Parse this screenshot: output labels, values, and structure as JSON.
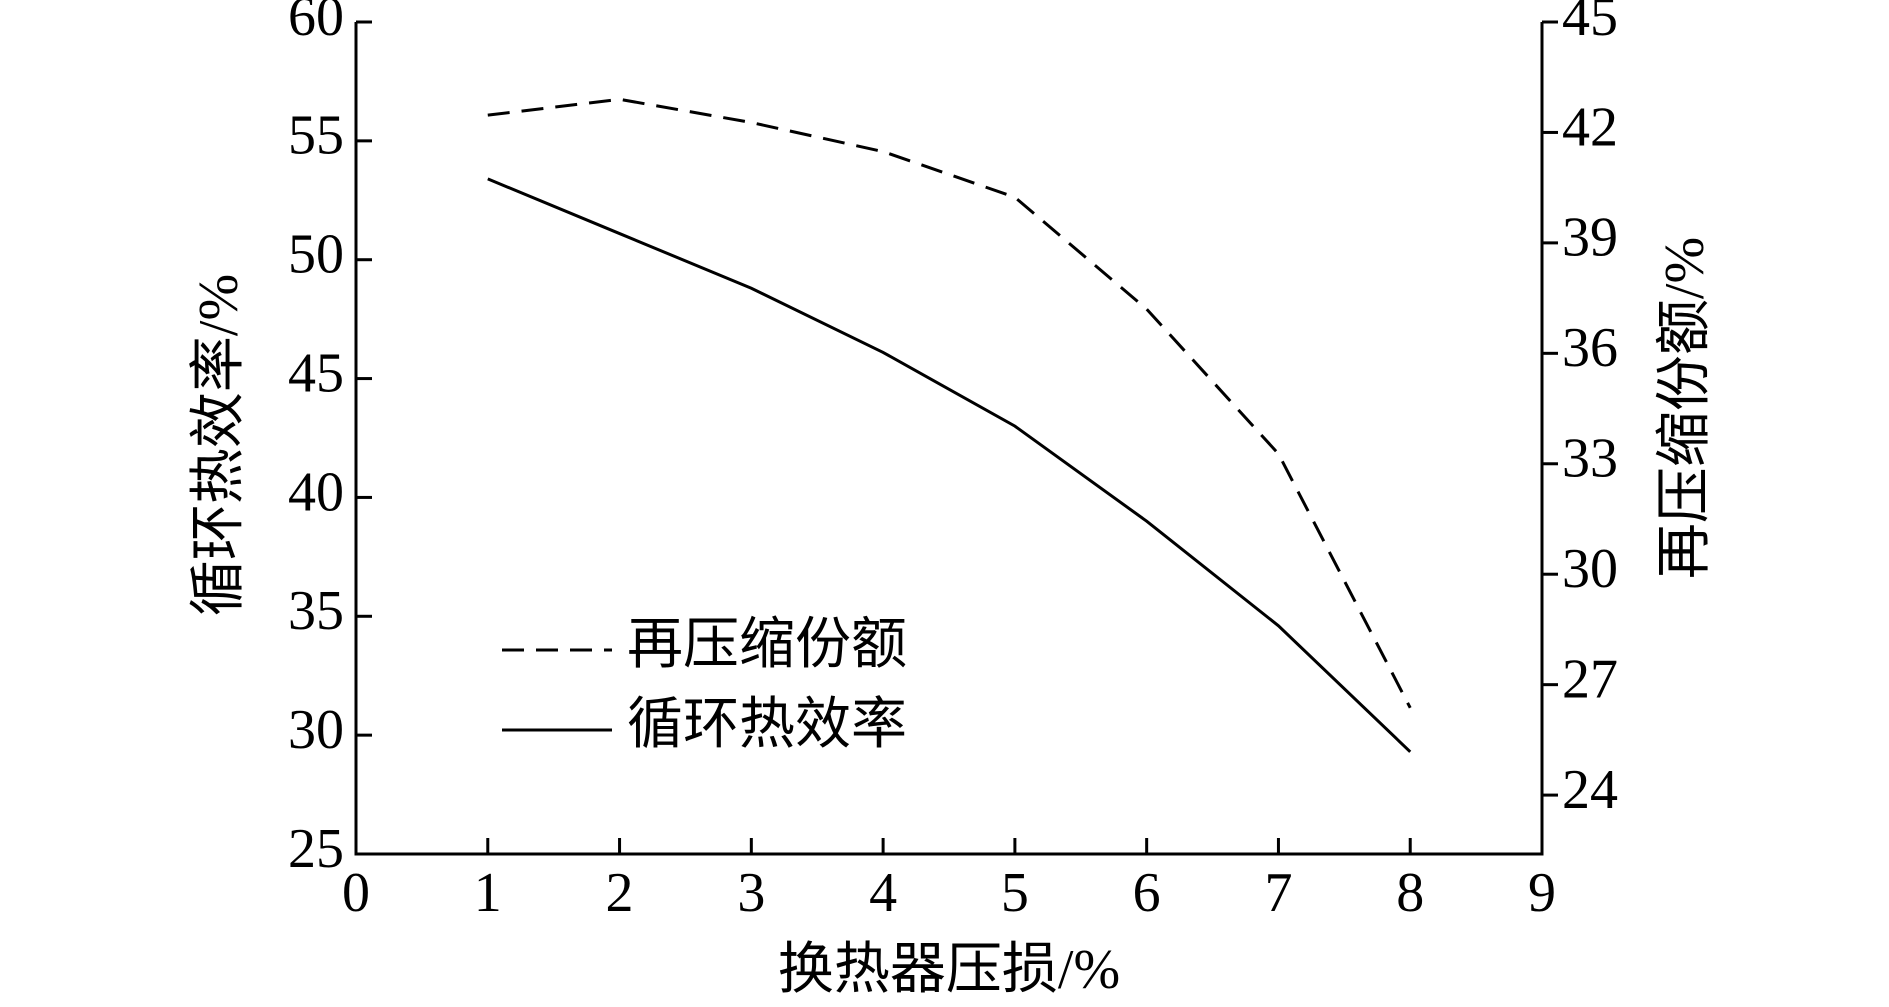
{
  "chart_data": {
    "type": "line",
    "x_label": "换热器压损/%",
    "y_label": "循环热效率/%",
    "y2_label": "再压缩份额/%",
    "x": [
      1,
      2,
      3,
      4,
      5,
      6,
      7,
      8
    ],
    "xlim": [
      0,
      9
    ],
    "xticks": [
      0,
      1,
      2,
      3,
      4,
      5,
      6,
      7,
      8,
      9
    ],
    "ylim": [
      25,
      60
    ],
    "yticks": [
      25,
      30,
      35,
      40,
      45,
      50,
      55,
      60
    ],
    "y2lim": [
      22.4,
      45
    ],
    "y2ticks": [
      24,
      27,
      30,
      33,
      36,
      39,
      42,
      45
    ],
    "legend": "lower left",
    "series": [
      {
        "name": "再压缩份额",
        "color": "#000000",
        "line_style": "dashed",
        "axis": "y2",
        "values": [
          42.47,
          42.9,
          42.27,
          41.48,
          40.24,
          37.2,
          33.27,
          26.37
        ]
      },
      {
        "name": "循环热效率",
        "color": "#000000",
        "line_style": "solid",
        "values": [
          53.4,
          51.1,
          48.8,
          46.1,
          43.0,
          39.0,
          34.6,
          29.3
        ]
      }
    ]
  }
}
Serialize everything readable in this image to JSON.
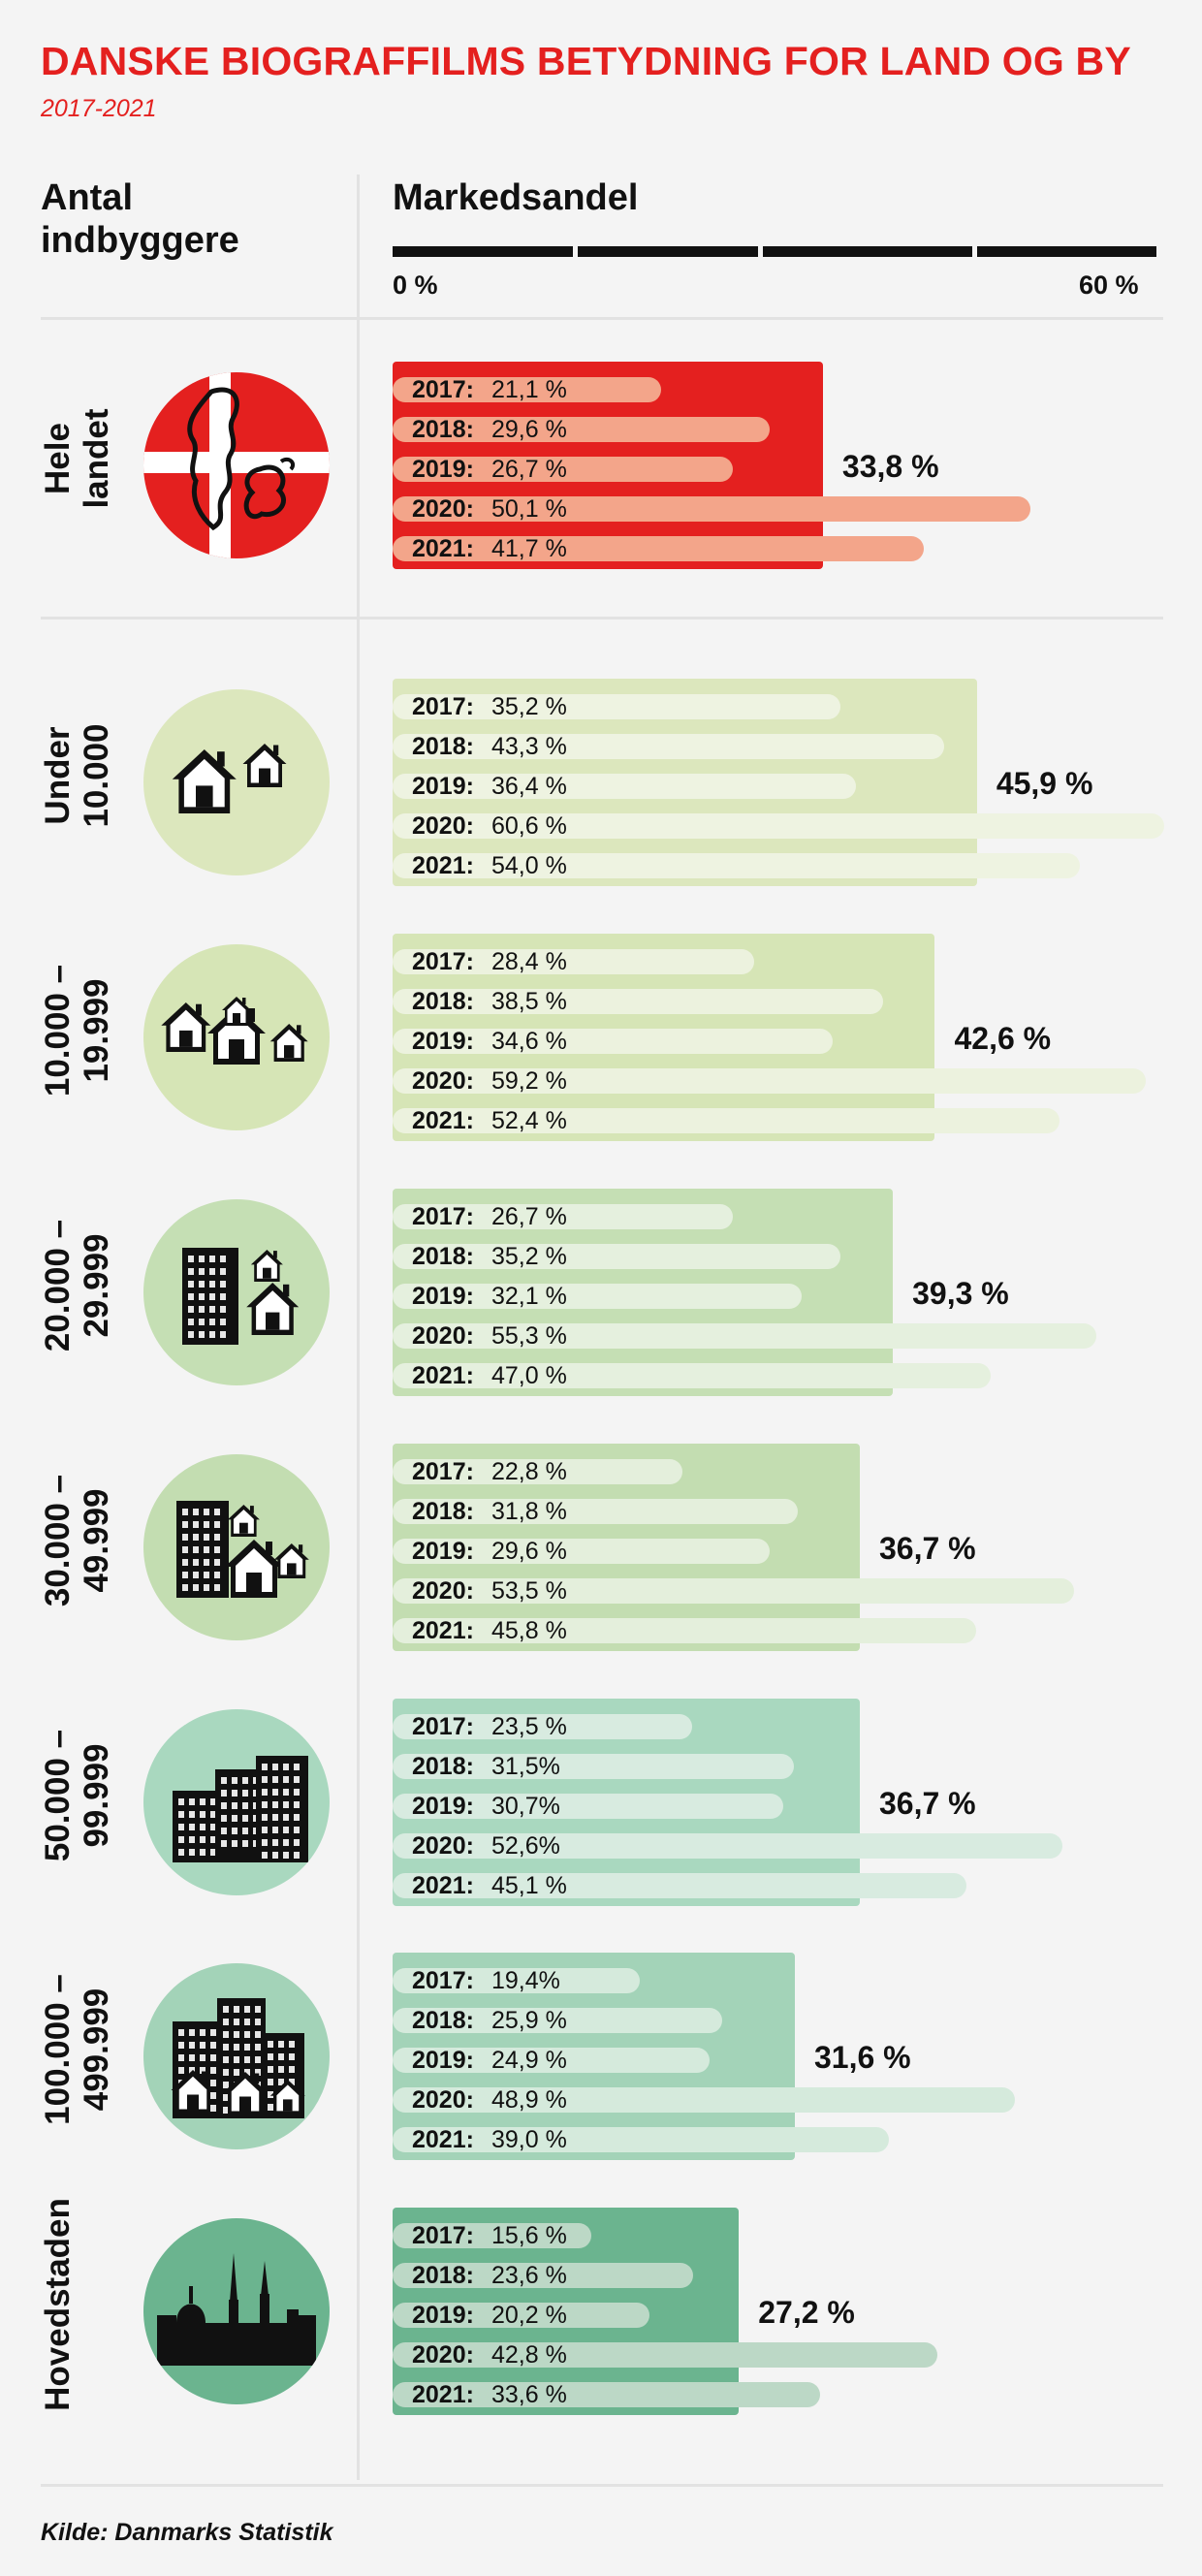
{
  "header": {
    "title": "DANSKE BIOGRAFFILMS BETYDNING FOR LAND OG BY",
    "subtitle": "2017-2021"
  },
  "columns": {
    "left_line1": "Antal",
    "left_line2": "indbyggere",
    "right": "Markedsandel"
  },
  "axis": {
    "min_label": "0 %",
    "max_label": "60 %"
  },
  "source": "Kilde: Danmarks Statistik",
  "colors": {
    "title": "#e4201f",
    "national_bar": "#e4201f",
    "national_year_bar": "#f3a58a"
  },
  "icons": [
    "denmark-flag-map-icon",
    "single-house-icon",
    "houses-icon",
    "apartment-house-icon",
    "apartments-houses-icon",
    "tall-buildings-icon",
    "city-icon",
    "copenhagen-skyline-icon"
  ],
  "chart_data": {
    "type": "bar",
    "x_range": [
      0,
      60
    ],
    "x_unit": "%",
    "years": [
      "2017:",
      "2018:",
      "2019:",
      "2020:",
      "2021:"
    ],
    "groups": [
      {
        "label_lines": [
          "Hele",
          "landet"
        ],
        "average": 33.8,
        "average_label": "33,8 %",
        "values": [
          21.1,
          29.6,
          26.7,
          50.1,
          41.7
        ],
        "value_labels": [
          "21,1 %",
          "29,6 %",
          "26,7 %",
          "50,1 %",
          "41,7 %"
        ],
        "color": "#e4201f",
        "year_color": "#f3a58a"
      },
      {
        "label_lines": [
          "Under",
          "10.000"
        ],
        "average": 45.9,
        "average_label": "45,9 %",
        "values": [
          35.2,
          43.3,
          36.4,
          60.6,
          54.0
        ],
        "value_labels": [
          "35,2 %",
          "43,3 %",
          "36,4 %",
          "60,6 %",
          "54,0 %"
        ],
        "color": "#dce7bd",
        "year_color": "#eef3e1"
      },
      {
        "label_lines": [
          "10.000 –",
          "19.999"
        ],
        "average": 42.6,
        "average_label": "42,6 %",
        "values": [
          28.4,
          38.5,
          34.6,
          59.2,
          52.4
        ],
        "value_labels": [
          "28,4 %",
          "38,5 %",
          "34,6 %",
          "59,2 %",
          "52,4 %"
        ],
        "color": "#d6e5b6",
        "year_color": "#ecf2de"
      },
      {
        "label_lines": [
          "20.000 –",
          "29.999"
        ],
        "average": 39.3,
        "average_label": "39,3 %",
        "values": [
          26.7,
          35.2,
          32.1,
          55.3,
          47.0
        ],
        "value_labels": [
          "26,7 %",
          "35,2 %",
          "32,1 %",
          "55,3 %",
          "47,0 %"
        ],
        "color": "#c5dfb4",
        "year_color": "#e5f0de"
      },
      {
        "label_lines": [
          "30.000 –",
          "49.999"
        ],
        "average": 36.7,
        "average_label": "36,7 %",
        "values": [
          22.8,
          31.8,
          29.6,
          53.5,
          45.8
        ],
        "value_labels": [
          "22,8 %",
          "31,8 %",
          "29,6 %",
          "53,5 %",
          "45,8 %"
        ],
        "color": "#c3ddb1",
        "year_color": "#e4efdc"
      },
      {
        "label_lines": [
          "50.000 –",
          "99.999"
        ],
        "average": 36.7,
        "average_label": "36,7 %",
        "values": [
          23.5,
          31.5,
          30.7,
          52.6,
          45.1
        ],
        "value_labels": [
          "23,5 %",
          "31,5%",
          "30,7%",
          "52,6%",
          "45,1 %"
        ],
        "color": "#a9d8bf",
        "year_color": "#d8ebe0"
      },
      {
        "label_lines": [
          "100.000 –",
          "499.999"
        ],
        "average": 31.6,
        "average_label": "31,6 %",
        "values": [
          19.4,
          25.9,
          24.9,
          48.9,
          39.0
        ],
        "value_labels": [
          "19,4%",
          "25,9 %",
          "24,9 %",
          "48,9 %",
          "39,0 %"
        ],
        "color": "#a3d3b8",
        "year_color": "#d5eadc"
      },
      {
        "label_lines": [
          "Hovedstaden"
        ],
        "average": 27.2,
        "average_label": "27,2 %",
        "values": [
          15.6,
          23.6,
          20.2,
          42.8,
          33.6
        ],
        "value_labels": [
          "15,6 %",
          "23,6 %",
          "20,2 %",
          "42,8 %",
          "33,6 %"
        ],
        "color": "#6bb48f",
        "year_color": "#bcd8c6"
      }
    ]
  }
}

──────

### EXERCISE BRIEF
Quote the records above exactly, leaving out any pictures.

### WORKED SOLUTION
Parse this screenshot: output labels, values, and structure as JSON.
{
  "chart_data": {
    "type": "line",
    "x_label": "换热器压损/%",
    "y_label": "循环热效率/%",
    "y2_label": "再压缩份额/%",
    "x": [
      1,
      2,
      3,
      4,
      5,
      6,
      7,
      8
    ],
    "xlim": [
      0,
      9
    ],
    "xticks": [
      0,
      1,
      2,
      3,
      4,
      5,
      6,
      7,
      8,
      9
    ],
    "ylim": [
      25,
      60
    ],
    "yticks": [
      25,
      30,
      35,
      40,
      45,
      50,
      55,
      60
    ],
    "y2lim": [
      22.4,
      45
    ],
    "y2ticks": [
      24,
      27,
      30,
      33,
      36,
      39,
      42,
      45
    ],
    "legend": "lower left",
    "series": [
      {
        "name": "再压缩份额",
        "color": "#000000",
        "line_style": "dashed",
        "axis": "y2",
        "values": [
          42.47,
          42.9,
          42.27,
          41.48,
          40.24,
          37.2,
          33.27,
          26.37
        ]
      },
      {
        "name": "循环热效率",
        "color": "#000000",
        "line_style": "solid",
        "values": [
          53.4,
          51.1,
          48.8,
          46.1,
          43.0,
          39.0,
          34.6,
          29.3
        ]
      }
    ]
  }
}
Serialize everything readable in this image to JSON.
{
  "header": {
    "title": "DANSKE BIOGRAFFILMS BETYDNING FOR LAND OG BY",
    "subtitle": "2017-2021"
  },
  "columns": {
    "left_line1": "Antal",
    "left_line2": "indbyggere",
    "right": "Markedsandel"
  },
  "axis": {
    "min_label": "0 %",
    "max_label": "60 %"
  },
  "source": "Kilde: Danmarks Statistik",
  "colors": {
    "title": "#e4201f",
    "national_bar": "#e4201f",
    "national_year_bar": "#f3a58a"
  },
  "icons": [
    "denmark-flag-map-icon",
    "single-house-icon",
    "houses-icon",
    "apartment-house-icon",
    "apartments-houses-icon",
    "tall-buildings-icon",
    "city-icon",
    "copenhagen-skyline-icon"
  ],
  "chart_data": {
    "type": "bar",
    "x_range": [
      0,
      60
    ],
    "x_unit": "%",
    "years": [
      "2017:",
      "2018:",
      "2019:",
      "2020:",
      "2021:"
    ],
    "groups": [
      {
        "label_lines": [
          "Hele",
          "landet"
        ],
        "average": 33.8,
        "average_label": "33,8 %",
        "values": [
          21.1,
          29.6,
          26.7,
          50.1,
          41.7
        ],
        "value_labels": [
          "21,1 %",
          "29,6 %",
          "26,7 %",
          "50,1 %",
          "41,7 %"
        ],
        "color": "#e4201f",
        "year_color": "#f3a58a"
      },
      {
        "label_lines": [
          "Under",
          "10.000"
        ],
        "average": 45.9,
        "average_label": "45,9 %",
        "values": [
          35.2,
          43.3,
          36.4,
          60.6,
          54.0
        ],
        "value_labels": [
          "35,2 %",
          "43,3 %",
          "36,4 %",
          "60,6 %",
          "54,0 %"
        ],
        "color": "#dce7bd",
        "year_color": "#eef3e1"
      },
      {
        "label_lines": [
          "10.000 –",
          "19.999"
        ],
        "average": 42.6,
        "average_label": "42,6 %",
        "values": [
          28.4,
          38.5,
          34.6,
          59.2,
          52.4
        ],
        "value_labels": [
          "28,4 %",
          "38,5 %",
          "34,6 %",
          "59,2 %",
          "52,4 %"
        ],
        "color": "#d6e5b6",
        "year_color": "#ecf2de"
      },
      {
        "label_lines": [
          "20.000 –",
          "29.999"
        ],
        "average": 39.3,
        "average_label": "39,3 %",
        "values": [
          26.7,
          35.2,
          32.1,
          55.3,
          47.0
        ],
        "value_labels": [
          "26,7 %",
          "35,2 %",
          "32,1 %",
          "55,3 %",
          "47,0 %"
        ],
        "color": "#c5dfb4",
        "year_color": "#e5f0de"
      },
      {
        "label_lines": [
          "30.000 –",
          "49.999"
        ],
        "average": 36.7,
        "average_label": "36,7 %",
        "values": [
          22.8,
          31.8,
          29.6,
          53.5,
          45.8
        ],
        "value_labels": [
          "22,8 %",
          "31,8 %",
          "29,6 %",
          "53,5 %",
          "45,8 %"
        ],
        "color": "#c3ddb1",
        "year_color": "#e4efdc"
      },
      {
        "label_lines": [
          "50.000 –",
          "99.999"
        ],
        "average": 36.7,
        "average_label": "36,7 %",
        "values": [
          23.5,
          31.5,
          30.7,
          52.6,
          45.1
        ],
        "value_labels": [
          "23,5 %",
          "31,5%",
          "30,7%",
          "52,6%",
          "45,1 %"
        ],
        "color": "#a9d8bf",
        "year_color": "#d8ebe0"
      },
      {
        "label_lines": [
          "100.000 –",
          "499.999"
        ],
        "average": 31.6,
        "average_label": "31,6 %",
        "values": [
          19.4,
          25.9,
          24.9,
          48.9,
          39.0
        ],
        "value_labels": [
          "19,4%",
          "25,9 %",
          "24,9 %",
          "48,9 %",
          "39,0 %"
        ],
        "color": "#a3d3b8",
        "year_color": "#d5eadc"
      },
      {
        "label_lines": [
          "Hovedstaden"
        ],
        "average": 27.2,
        "average_label": "27,2 %",
        "values": [
          15.6,
          23.6,
          20.2,
          42.8,
          33.6
        ],
        "value_labels": [
          "15,6 %",
          "23,6 %",
          "20,2 %",
          "42,8 %",
          "33,6 %"
        ],
        "color": "#6bb48f",
        "year_color": "#bcd8c6"
      }
    ]
  }
}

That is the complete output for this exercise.